:: DATA PROVIDED ::
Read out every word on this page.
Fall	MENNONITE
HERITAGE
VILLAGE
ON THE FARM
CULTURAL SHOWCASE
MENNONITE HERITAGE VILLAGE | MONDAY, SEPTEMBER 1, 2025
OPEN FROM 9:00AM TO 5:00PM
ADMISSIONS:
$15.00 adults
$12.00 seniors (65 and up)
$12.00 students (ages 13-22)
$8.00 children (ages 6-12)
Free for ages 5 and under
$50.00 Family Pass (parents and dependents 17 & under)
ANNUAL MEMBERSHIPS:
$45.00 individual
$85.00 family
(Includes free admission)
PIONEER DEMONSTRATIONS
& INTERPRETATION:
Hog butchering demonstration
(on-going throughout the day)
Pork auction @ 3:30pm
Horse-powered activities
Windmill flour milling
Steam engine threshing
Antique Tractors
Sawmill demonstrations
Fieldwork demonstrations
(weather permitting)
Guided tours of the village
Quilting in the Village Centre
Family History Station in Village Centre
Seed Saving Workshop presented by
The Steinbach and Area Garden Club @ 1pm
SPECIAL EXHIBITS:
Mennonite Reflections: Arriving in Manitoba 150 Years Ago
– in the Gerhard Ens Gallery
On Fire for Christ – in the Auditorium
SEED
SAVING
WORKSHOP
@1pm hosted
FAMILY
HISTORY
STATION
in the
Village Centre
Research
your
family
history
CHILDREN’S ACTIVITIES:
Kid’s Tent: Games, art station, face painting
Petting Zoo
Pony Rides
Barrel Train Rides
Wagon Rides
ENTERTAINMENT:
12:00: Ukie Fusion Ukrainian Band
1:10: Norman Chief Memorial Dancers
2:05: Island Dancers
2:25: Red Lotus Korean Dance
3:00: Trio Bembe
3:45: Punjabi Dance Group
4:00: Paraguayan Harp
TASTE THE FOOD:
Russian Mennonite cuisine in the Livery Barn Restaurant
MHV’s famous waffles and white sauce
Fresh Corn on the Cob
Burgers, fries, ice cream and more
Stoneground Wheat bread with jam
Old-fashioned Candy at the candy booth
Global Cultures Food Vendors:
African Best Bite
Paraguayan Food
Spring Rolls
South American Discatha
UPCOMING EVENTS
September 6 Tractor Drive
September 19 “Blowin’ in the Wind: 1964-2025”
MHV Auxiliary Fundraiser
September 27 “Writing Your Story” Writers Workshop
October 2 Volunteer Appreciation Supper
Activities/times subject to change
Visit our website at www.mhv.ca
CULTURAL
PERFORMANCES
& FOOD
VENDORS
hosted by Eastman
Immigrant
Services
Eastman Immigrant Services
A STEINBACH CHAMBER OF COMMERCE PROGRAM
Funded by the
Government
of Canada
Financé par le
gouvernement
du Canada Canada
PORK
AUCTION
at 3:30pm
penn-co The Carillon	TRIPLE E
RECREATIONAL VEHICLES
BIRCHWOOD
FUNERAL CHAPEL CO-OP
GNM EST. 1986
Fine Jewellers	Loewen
:::
#### THE TASK:
Write out every line from the entries where "Immigrant" appears.

#### SOLUTION BELOW:
Immigrant
Eastman Immigrant Services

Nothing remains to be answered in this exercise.